-- begin Supplied material --
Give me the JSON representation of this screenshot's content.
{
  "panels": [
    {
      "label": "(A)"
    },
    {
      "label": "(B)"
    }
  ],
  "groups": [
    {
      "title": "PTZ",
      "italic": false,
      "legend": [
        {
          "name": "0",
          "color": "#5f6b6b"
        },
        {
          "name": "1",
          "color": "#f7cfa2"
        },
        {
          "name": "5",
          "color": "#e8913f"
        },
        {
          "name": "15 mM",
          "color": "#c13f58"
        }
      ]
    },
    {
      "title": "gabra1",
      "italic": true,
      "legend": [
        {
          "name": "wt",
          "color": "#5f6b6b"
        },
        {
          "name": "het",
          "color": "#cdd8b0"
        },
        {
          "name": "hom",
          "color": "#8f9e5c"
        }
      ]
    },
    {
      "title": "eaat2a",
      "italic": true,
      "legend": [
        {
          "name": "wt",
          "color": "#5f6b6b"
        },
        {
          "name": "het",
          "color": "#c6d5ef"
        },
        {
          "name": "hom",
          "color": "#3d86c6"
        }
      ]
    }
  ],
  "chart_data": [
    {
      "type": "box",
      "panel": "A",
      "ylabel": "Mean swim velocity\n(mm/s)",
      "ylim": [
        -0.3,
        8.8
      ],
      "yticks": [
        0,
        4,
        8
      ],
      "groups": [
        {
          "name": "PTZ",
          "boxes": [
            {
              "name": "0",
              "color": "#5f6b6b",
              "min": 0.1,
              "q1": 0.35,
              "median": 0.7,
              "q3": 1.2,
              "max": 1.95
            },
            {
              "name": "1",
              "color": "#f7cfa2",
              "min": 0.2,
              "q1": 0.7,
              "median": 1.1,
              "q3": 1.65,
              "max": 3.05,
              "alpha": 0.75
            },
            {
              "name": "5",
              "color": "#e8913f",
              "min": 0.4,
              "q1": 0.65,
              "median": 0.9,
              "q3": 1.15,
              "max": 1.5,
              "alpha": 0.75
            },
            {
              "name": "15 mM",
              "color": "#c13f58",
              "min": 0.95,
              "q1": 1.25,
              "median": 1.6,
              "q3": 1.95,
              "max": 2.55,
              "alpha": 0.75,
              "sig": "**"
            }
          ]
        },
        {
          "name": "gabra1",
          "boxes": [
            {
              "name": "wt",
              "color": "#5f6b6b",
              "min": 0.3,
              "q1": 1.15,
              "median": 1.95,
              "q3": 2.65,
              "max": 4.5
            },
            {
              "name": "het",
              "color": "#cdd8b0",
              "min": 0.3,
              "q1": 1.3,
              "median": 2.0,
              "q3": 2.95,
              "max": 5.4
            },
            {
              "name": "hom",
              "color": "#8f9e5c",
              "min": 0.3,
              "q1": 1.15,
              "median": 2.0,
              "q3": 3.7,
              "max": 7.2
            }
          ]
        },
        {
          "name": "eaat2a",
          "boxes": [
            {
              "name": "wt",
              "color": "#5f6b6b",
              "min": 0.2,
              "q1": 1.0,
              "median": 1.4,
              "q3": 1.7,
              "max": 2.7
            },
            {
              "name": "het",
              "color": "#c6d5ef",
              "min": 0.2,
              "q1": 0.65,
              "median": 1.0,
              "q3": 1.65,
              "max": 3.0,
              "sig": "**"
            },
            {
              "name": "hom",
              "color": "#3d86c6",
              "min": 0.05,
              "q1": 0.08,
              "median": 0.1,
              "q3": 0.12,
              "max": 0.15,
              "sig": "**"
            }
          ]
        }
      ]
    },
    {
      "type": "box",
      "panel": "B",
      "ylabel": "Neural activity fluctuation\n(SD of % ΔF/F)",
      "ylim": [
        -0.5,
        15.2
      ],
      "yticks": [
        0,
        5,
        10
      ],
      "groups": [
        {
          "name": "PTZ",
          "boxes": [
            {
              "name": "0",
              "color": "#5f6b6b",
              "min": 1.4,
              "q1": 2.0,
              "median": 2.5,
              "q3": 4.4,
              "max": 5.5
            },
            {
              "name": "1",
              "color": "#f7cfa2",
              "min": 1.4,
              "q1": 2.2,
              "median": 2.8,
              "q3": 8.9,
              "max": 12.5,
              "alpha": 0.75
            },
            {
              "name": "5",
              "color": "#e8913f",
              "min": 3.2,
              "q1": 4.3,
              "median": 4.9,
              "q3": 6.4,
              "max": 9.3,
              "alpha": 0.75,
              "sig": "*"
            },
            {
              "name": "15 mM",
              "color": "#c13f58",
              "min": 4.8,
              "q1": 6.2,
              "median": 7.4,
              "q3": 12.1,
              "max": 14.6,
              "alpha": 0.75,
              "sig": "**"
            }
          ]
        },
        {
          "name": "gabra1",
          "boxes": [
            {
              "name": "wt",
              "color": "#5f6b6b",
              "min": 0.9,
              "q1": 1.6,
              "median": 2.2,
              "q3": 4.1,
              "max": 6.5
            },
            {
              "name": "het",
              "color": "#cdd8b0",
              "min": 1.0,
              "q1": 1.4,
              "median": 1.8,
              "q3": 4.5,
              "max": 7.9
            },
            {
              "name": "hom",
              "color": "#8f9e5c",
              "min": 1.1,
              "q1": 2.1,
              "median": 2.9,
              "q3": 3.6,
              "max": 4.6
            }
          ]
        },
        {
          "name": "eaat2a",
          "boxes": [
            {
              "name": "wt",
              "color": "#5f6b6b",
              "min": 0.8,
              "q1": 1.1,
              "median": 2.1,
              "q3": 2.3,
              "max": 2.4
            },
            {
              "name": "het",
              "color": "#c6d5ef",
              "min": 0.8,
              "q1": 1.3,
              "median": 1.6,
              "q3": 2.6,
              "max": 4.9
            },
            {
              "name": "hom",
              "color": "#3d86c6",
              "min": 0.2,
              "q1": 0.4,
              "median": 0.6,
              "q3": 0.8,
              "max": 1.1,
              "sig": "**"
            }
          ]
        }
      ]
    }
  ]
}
-- end Supplied material --
- **Exercise details**: Without omitting anything, output the entries exactly.

- **Response to this exercise**:
Give me the JSON representation of this screenshot's content.
{
  "panels": [
    {
      "label": "(A)"
    },
    {
      "label": "(B)"
    }
  ],
  "groups": [
    {
      "title": "PTZ",
      "italic": false,
      "legend": [
        {
          "name": "0",
          "color": "#5f6b6b"
        },
        {
          "name": "1",
          "color": "#f7cfa2"
        },
        {
          "name": "5",
          "color": "#e8913f"
        },
        {
          "name": "15 mM",
          "color": "#c13f58"
        }
      ]
    },
    {
      "title": "gabra1",
      "italic": true,
      "legend": [
        {
          "name": "wt",
          "color": "#5f6b6b"
        },
        {
          "name": "het",
          "color": "#cdd8b0"
        },
        {
          "name": "hom",
          "color": "#8f9e5c"
        }
      ]
    },
    {
      "title": "eaat2a",
      "italic": true,
      "legend": [
        {
          "name": "wt",
          "color": "#5f6b6b"
        },
        {
          "name": "het",
          "color": "#c6d5ef"
        },
        {
          "name": "hom",
          "color": "#3d86c6"
        }
      ]
    }
  ],
  "chart_data": [
    {
      "type": "box",
      "panel": "A",
      "ylabel": "Mean swim velocity\n(mm/s)",
      "ylim": [
        -0.3,
        8.8
      ],
      "yticks": [
        0,
        4,
        8
      ],
      "groups": [
        {
          "name": "PTZ",
          "boxes": [
            {
              "name": "0",
              "color": "#5f6b6b",
              "min": 0.1,
              "q1": 0.35,
              "median": 0.7,
              "q3": 1.2,
              "max": 1.95
            },
            {
              "name": "1",
              "color": "#f7cfa2",
              "min": 0.2,
              "q1": 0.7,
              "median": 1.1,
              "q3": 1.65,
              "max": 3.05,
              "alpha": 0.75
            },
            {
              "name": "5",
              "color": "#e8913f",
              "min": 0.4,
              "q1": 0.65,
              "median": 0.9,
              "q3": 1.15,
              "max": 1.5,
              "alpha": 0.75
            },
            {
              "name": "15 mM",
              "color": "#c13f58",
              "min": 0.95,
              "q1": 1.25,
              "median": 1.6,
              "q3": 1.95,
              "max": 2.55,
              "alpha": 0.75,
              "sig": "**"
            }
          ]
        },
        {
          "name": "gabra1",
          "boxes": [
            {
              "name": "wt",
              "color": "#5f6b6b",
              "min": 0.3,
              "q1": 1.15,
              "median": 1.95,
              "q3": 2.65,
              "max": 4.5
            },
            {
              "name": "het",
              "color": "#cdd8b0",
              "min": 0.3,
              "q1": 1.3,
              "median": 2.0,
              "q3": 2.95,
              "max": 5.4
            },
            {
              "name": "hom",
              "color": "#8f9e5c",
              "min": 0.3,
              "q1": 1.15,
              "median": 2.0,
              "q3": 3.7,
              "max": 7.2
            }
          ]
        },
        {
          "name": "eaat2a",
          "boxes": [
            {
              "name": "wt",
              "color": "#5f6b6b",
              "min": 0.2,
              "q1": 1.0,
              "median": 1.4,
              "q3": 1.7,
              "max": 2.7
            },
            {
              "name": "het",
              "color": "#c6d5ef",
              "min": 0.2,
              "q1": 0.65,
              "median": 1.0,
              "q3": 1.65,
              "max": 3.0,
              "sig": "**"
            },
            {
              "name": "hom",
              "color": "#3d86c6",
              "min": 0.05,
              "q1": 0.08,
              "median": 0.1,
              "q3": 0.12,
              "max": 0.15,
              "sig": "**"
            }
          ]
        }
      ]
    },
    {
      "type": "box",
      "panel": "B",
      "ylabel": "Neural activity fluctuation\n(SD of % ΔF/F)",
      "ylim": [
        -0.5,
        15.2
      ],
      "yticks": [
        0,
        5,
        10
      ],
      "groups": [
        {
          "name": "PTZ",
          "boxes": [
            {
              "name": "0",
              "color": "#5f6b6b",
              "min": 1.4,
              "q1": 2.0,
              "median": 2.5,
              "q3": 4.4,
              "max": 5.5
            },
            {
              "name": "1",
              "color": "#f7cfa2",
              "min": 1.4,
              "q1": 2.2,
              "median": 2.8,
              "q3": 8.9,
              "max": 12.5,
              "alpha": 0.75
            },
            {
              "name": "5",
              "color": "#e8913f",
              "min": 3.2,
              "q1": 4.3,
              "median": 4.9,
              "q3": 6.4,
              "max": 9.3,
              "alpha": 0.75,
              "sig": "*"
            },
            {
              "name": "15 mM",
              "color": "#c13f58",
              "min": 4.8,
              "q1": 6.2,
              "median": 7.4,
              "q3": 12.1,
              "max": 14.6,
              "alpha": 0.75,
              "sig": "**"
            }
          ]
        },
        {
          "name": "gabra1",
          "boxes": [
            {
              "name": "wt",
              "color": "#5f6b6b",
              "min": 0.9,
              "q1": 1.6,
              "median": 2.2,
              "q3": 4.1,
              "max": 6.5
            },
            {
              "name": "het",
              "color": "#cdd8b0",
              "min": 1.0,
              "q1": 1.4,
              "median": 1.8,
              "q3": 4.5,
              "max": 7.9
            },
            {
              "name": "hom",
              "color": "#8f9e5c",
              "min": 1.1,
              "q1": 2.1,
              "median": 2.9,
              "q3": 3.6,
              "max": 4.6
            }
          ]
        },
        {
          "name": "eaat2a",
          "boxes": [
            {
              "name": "wt",
              "color": "#5f6b6b",
              "min": 0.8,
              "q1": 1.1,
              "median": 2.1,
              "q3": 2.3,
              "max": 2.4
            },
            {
              "name": "het",
              "color": "#c6d5ef",
              "min": 0.8,
              "q1": 1.3,
              "median": 1.6,
              "q3": 2.6,
              "max": 4.9
            },
            {
              "name": "hom",
              "color": "#3d86c6",
              "min": 0.2,
              "q1": 0.4,
              "median": 0.6,
              "q3": 0.8,
              "max": 1.1,
              "sig": "**"
            }
          ]
        }
      ]
    }
  ]
}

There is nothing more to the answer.